[Stored entries]
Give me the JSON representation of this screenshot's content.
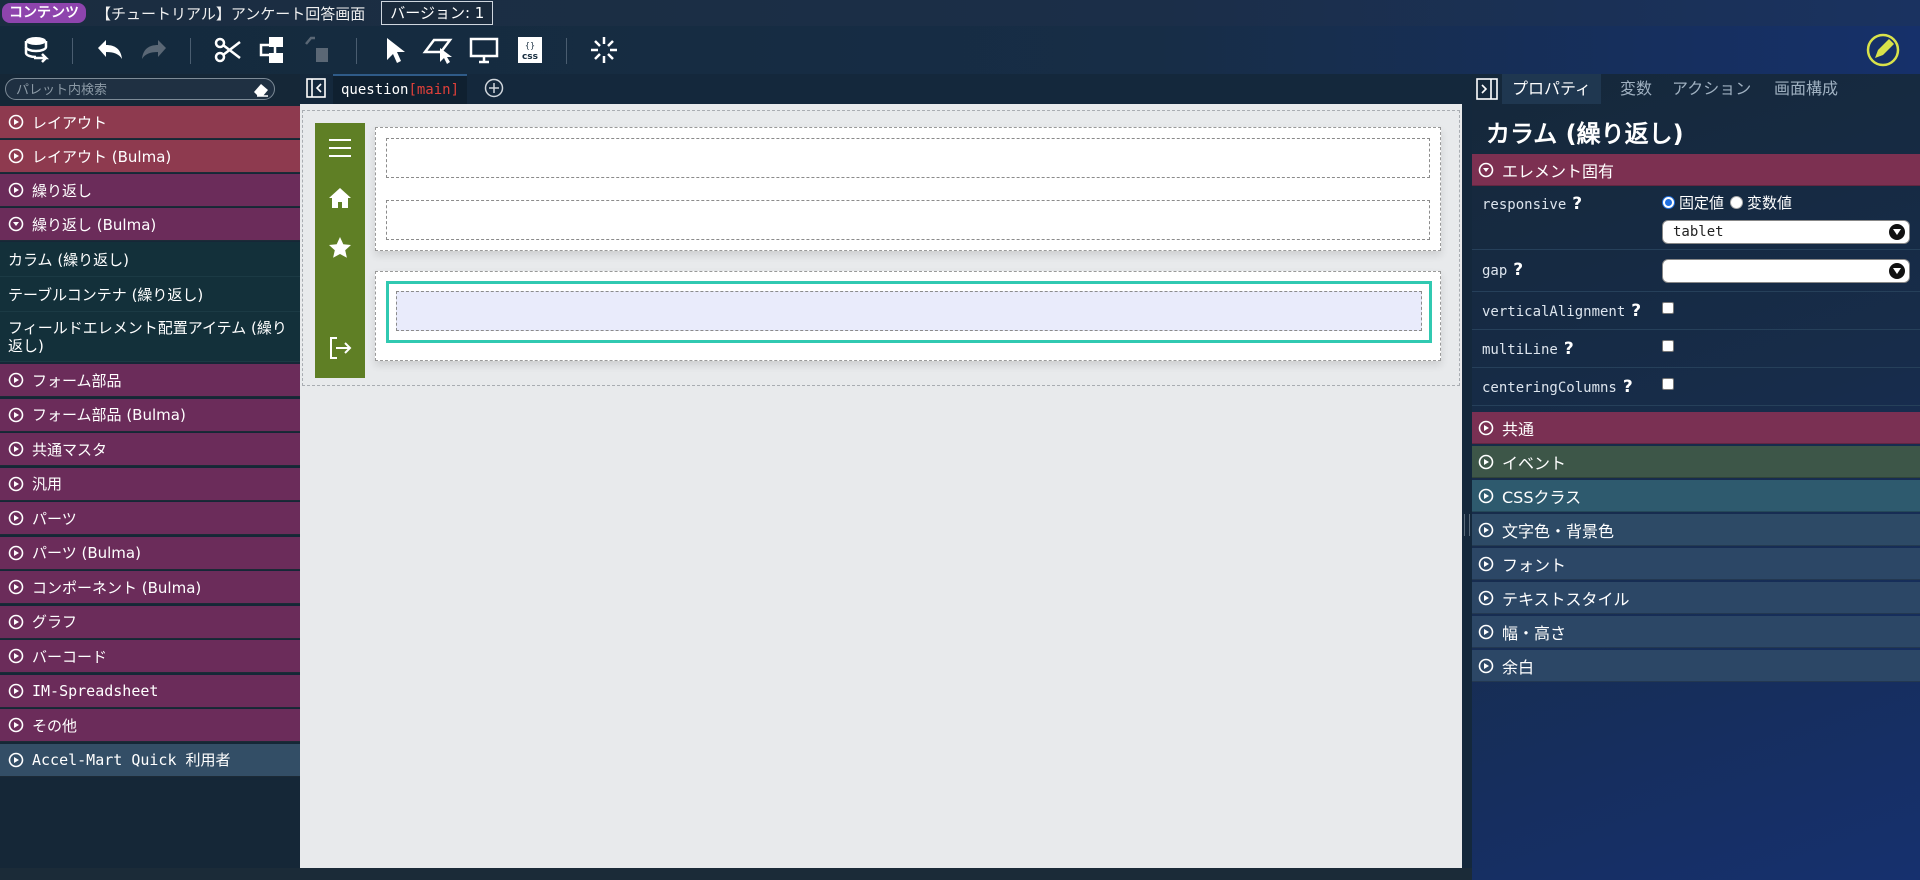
{
  "titlebar": {
    "badge": "コンテンツ",
    "title": "【チュートリアル】アンケート回答画面",
    "version": "バージョン: 1"
  },
  "toolbar": {
    "icons": [
      "database-icon",
      "undo-icon",
      "redo-icon",
      "cut-icon",
      "components-icon",
      "paste-icon",
      "pointer-icon",
      "preview-pointer-icon",
      "monitor-icon",
      "css-icon",
      "loading-icon",
      "edit-icon"
    ]
  },
  "palette": {
    "search_placeholder": "パレット内検索",
    "categories": [
      {
        "label": "レイアウト",
        "color": "red"
      },
      {
        "label": "レイアウト (Bulma)",
        "color": "red"
      },
      {
        "label": "繰り返し",
        "color": "purple"
      },
      {
        "label": "繰り返し (Bulma)",
        "color": "purple",
        "expanded": true
      }
    ],
    "sub_items": [
      "カラム (繰り返し)",
      "テーブルコンテナ (繰り返し)",
      "フィールドエレメント配置アイテム (繰り返し)"
    ],
    "more_categories": [
      {
        "label": "フォーム部品",
        "color": "purple"
      },
      {
        "label": "フォーム部品 (Bulma)",
        "color": "purple"
      },
      {
        "label": "共通マスタ",
        "color": "purple"
      },
      {
        "label": "汎用",
        "color": "purple"
      },
      {
        "label": "パーツ",
        "color": "purple"
      },
      {
        "label": "パーツ (Bulma)",
        "color": "purple"
      },
      {
        "label": "コンポーネント (Bulma)",
        "color": "purple"
      },
      {
        "label": "グラフ",
        "color": "purple"
      },
      {
        "label": "バーコード",
        "color": "purple"
      },
      {
        "label": "IM-Spreadsheet",
        "color": "purple"
      },
      {
        "label": "その他",
        "color": "purple"
      },
      {
        "label": "Accel-Mart Quick 利用者",
        "color": "blue"
      }
    ]
  },
  "canvas": {
    "tab_name": "question",
    "tab_tag": "[main]"
  },
  "props": {
    "tabs": [
      "プロパティ",
      "変数",
      "アクション",
      "画面構成"
    ],
    "active_tab": 0,
    "title": "カラム (繰り返し)",
    "element_section": "エレメント固有",
    "rows": {
      "responsive": {
        "label": "responsive",
        "option_fixed": "固定値",
        "option_var": "変数値",
        "value": "tablet"
      },
      "gap": {
        "label": "gap",
        "value": ""
      },
      "verticalAlignment": {
        "label": "verticalAlignment"
      },
      "multiLine": {
        "label": "multiLine"
      },
      "centeringColumns": {
        "label": "centeringColumns"
      }
    },
    "sections": [
      "共通",
      "イベント",
      "CSSクラス",
      "文字色・背景色",
      "フォント",
      "テキストスタイル",
      "幅・高さ",
      "余白"
    ]
  },
  "colors": {
    "nav_green": "#5f7f25",
    "selected_border": "#31c9b1",
    "palette_red": "#8e3a4f",
    "palette_purple": "#6b2c5a"
  }
}
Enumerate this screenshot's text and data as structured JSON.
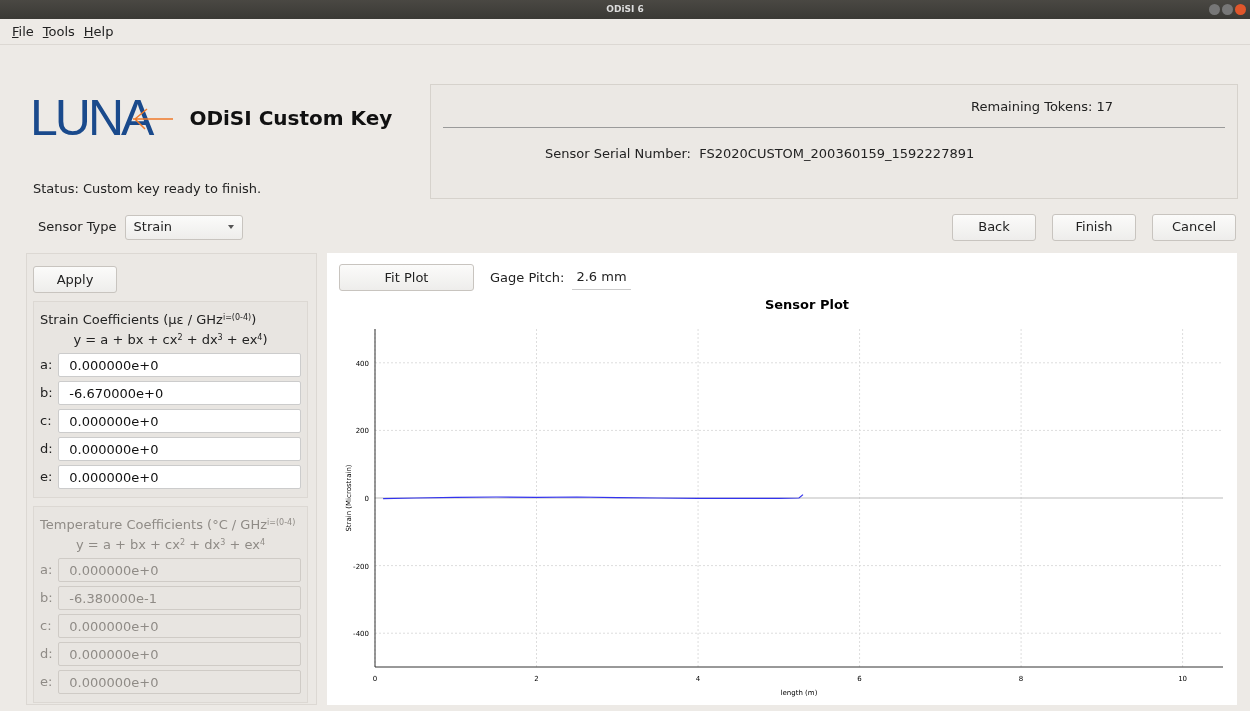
{
  "window": {
    "title": "ODiSI 6"
  },
  "menu": [
    {
      "label": "File"
    },
    {
      "label": "Tools"
    },
    {
      "label": "Help"
    }
  ],
  "header": {
    "logo_text": "LUNA",
    "title": "ODiSI Custom Key",
    "status": "Status: Custom key ready to finish."
  },
  "info": {
    "tokens_label": "Remaining Tokens:",
    "tokens": "17",
    "serial_label": "Sensor Serial Number:",
    "serial": "FS2020CUSTOM_200360159_1592227891"
  },
  "sensor_type": {
    "label": "Sensor Type",
    "value": "Strain"
  },
  "actions": [
    "Back",
    "Finish",
    "Cancel"
  ],
  "apply_button": "Apply",
  "coefficient_groups": [
    {
      "title": "Strain Coefficients (με / GHz$^{i=(0-4)}$)",
      "formula": "y = a + bx + cx$^{2}$ + dx$^{3}$ + ex$^{4}$)",
      "disabled": false,
      "fields": [
        {
          "label": "a:",
          "value": "0.000000e+0"
        },
        {
          "label": "b:",
          "value": "-6.670000e+0"
        },
        {
          "label": "c:",
          "value": "0.000000e+0"
        },
        {
          "label": "d:",
          "value": "0.000000e+0"
        },
        {
          "label": "e:",
          "value": "0.000000e+0"
        }
      ]
    },
    {
      "title": "Temperature Coefficients (°C / GHz$^{i=(0-4)}$",
      "formula": "y = a + bx + cx$^{2}$ + dx$^{3}$ + ex$^{4}$",
      "disabled": true,
      "fields": [
        {
          "label": "a:",
          "value": "0.000000e+0"
        },
        {
          "label": "b:",
          "value": "-6.380000e-1"
        },
        {
          "label": "c:",
          "value": "0.000000e+0"
        },
        {
          "label": "d:",
          "value": "0.000000e+0"
        },
        {
          "label": "e:",
          "value": "0.000000e+0"
        }
      ]
    }
  ],
  "plot_panel": {
    "fit_button": "Fit Plot",
    "gage_label": "Gage Pitch:",
    "gage_value": "2.6 mm",
    "chart_data": {
      "type": "line",
      "title": "Sensor Plot",
      "xlabel": "length (m)",
      "ylabel": "Strain (Microstrain)",
      "x": [
        0.1,
        0.5,
        1.0,
        1.5,
        2.0,
        2.5,
        3.0,
        3.5,
        4.0,
        4.5,
        5.0,
        5.25,
        5.3
      ],
      "grid": true,
      "series": [
        {
          "color": "#3333ee",
          "values": [
            -2,
            0,
            2,
            3,
            2,
            3,
            1,
            0,
            -1,
            -1,
            -1,
            0,
            10
          ]
        }
      ],
      "xlim": [
        0,
        10.5
      ],
      "ylim": [
        -500,
        500
      ],
      "xticks": [
        0,
        2,
        4,
        6,
        8,
        10
      ],
      "yticks": [
        -400,
        -200,
        0,
        200,
        400
      ]
    }
  }
}
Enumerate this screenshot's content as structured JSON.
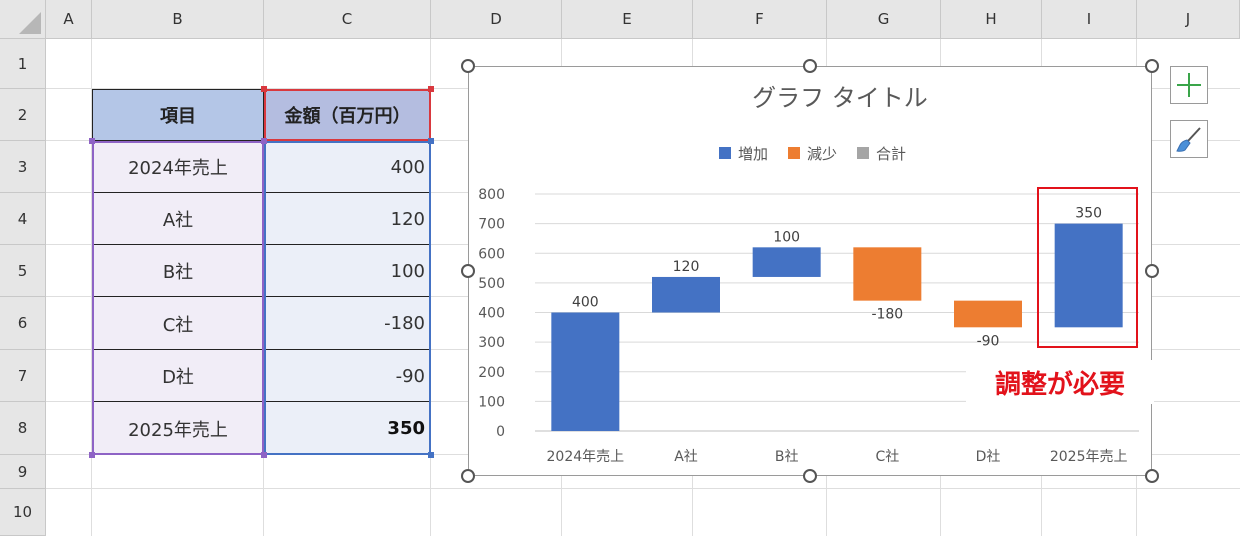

→ **What you are asked to do**: Write the records out again in full, exactly, and skip every picture.

→ **The solution**:
Give me the JSON representation of this screenshot's content.
{
  "titlebar": {
    "badge": "コンテンツ",
    "title": "【チュートリアル】アンケート回答画面",
    "version": "バージョン: 1"
  },
  "toolbar": {
    "icons": [
      "database-icon",
      "undo-icon",
      "redo-icon",
      "cut-icon",
      "components-icon",
      "paste-icon",
      "pointer-icon",
      "preview-pointer-icon",
      "monitor-icon",
      "css-icon",
      "loading-icon",
      "edit-icon"
    ]
  },
  "palette": {
    "search_placeholder": "パレット内検索",
    "categories": [
      {
        "label": "レイアウト",
        "color": "red"
      },
      {
        "label": "レイアウト (Bulma)",
        "color": "red"
      },
      {
        "label": "繰り返し",
        "color": "purple"
      },
      {
        "label": "繰り返し (Bulma)",
        "color": "purple",
        "expanded": true
      }
    ],
    "sub_items": [
      "カラム (繰り返し)",
      "テーブルコンテナ (繰り返し)",
      "フィールドエレメント配置アイテム (繰り返し)"
    ],
    "more_categories": [
      {
        "label": "フォーム部品",
        "color": "purple"
      },
      {
        "label": "フォーム部品 (Bulma)",
        "color": "purple"
      },
      {
        "label": "共通マスタ",
        "color": "purple"
      },
      {
        "label": "汎用",
        "color": "purple"
      },
      {
        "label": "パーツ",
        "color": "purple"
      },
      {
        "label": "パーツ (Bulma)",
        "color": "purple"
      },
      {
        "label": "コンポーネント (Bulma)",
        "color": "purple"
      },
      {
        "label": "グラフ",
        "color": "purple"
      },
      {
        "label": "バーコード",
        "color": "purple"
      },
      {
        "label": "IM-Spreadsheet",
        "color": "purple"
      },
      {
        "label": "その他",
        "color": "purple"
      },
      {
        "label": "Accel-Mart Quick 利用者",
        "color": "blue"
      }
    ]
  },
  "canvas": {
    "tab_name": "question",
    "tab_tag": "[main]"
  },
  "props": {
    "tabs": [
      "プロパティ",
      "変数",
      "アクション",
      "画面構成"
    ],
    "active_tab": 0,
    "title": "カラム (繰り返し)",
    "element_section": "エレメント固有",
    "rows": {
      "responsive": {
        "label": "responsive",
        "option_fixed": "固定値",
        "option_var": "変数値",
        "value": "tablet"
      },
      "gap": {
        "label": "gap",
        "value": ""
      },
      "verticalAlignment": {
        "label": "verticalAlignment"
      },
      "multiLine": {
        "label": "multiLine"
      },
      "centeringColumns": {
        "label": "centeringColumns"
      }
    },
    "sections": [
      "共通",
      "イベント",
      "CSSクラス",
      "文字色・背景色",
      "フォント",
      "テキストスタイル",
      "幅・高さ",
      "余白"
    ]
  },
  "colors": {
    "nav_green": "#5f7f25",
    "selected_border": "#31c9b1",
    "palette_red": "#8e3a4f",
    "palette_purple": "#6b2c5a"
  }
}
Enumerate this screenshot's text and data as structured JSON.
{
  "window": {
    "title": "ODiSI 6"
  },
  "menu": [
    {
      "label": "File"
    },
    {
      "label": "Tools"
    },
    {
      "label": "Help"
    }
  ],
  "header": {
    "logo_text": "LUNA",
    "title": "ODiSI Custom Key",
    "status": "Status: Custom key ready to finish."
  },
  "info": {
    "tokens_label": "Remaining Tokens:",
    "tokens": "17",
    "serial_label": "Sensor Serial Number:",
    "serial": "FS2020CUSTOM_200360159_1592227891"
  },
  "sensor_type": {
    "label": "Sensor Type",
    "value": "Strain"
  },
  "actions": [
    "Back",
    "Finish",
    "Cancel"
  ],
  "apply_button": "Apply",
  "coefficient_groups": [
    {
      "title": "Strain Coefficients (με / GHz$^{i=(0-4)}$)",
      "formula": "y = a + bx + cx$^{2}$ + dx$^{3}$ + ex$^{4}$)",
      "disabled": false,
      "fields": [
        {
          "label": "a:",
          "value": "0.000000e+0"
        },
        {
          "label": "b:",
          "value": "-6.670000e+0"
        },
        {
          "label": "c:",
          "value": "0.000000e+0"
        },
        {
          "label": "d:",
          "value": "0.000000e+0"
        },
        {
          "label": "e:",
          "value": "0.000000e+0"
        }
      ]
    },
    {
      "title": "Temperature Coefficients (°C / GHz$^{i=(0-4)}$",
      "formula": "y = a + bx + cx$^{2}$ + dx$^{3}$ + ex$^{4}$",
      "disabled": true,
      "fields": [
        {
          "label": "a:",
          "value": "0.000000e+0"
        },
        {
          "label": "b:",
          "value": "-6.380000e-1"
        },
        {
          "label": "c:",
          "value": "0.000000e+0"
        },
        {
          "label": "d:",
          "value": "0.000000e+0"
        },
        {
          "label": "e:",
          "value": "0.000000e+0"
        }
      ]
    }
  ],
  "plot_panel": {
    "fit_button": "Fit Plot",
    "gage_label": "Gage Pitch:",
    "gage_value": "2.6 mm",
    "chart_data": {
      "type": "line",
      "title": "Sensor Plot",
      "xlabel": "length (m)",
      "ylabel": "Strain (Microstrain)",
      "x": [
        0.1,
        0.5,
        1.0,
        1.5,
        2.0,
        2.5,
        3.0,
        3.5,
        4.0,
        4.5,
        5.0,
        5.25,
        5.3
      ],
      "grid": true,
      "series": [
        {
          "color": "#3333ee",
          "values": [
            -2,
            0,
            2,
            3,
            2,
            3,
            1,
            0,
            -1,
            -1,
            -1,
            0,
            10
          ]
        }
      ],
      "xlim": [
        0,
        10.5
      ],
      "ylim": [
        -500,
        500
      ],
      "xticks": [
        0,
        2,
        4,
        6,
        8,
        10
      ],
      "yticks": [
        -400,
        -200,
        0,
        200,
        400
      ]
    }
  }
}
Enumerate this screenshot's content as structured JSON.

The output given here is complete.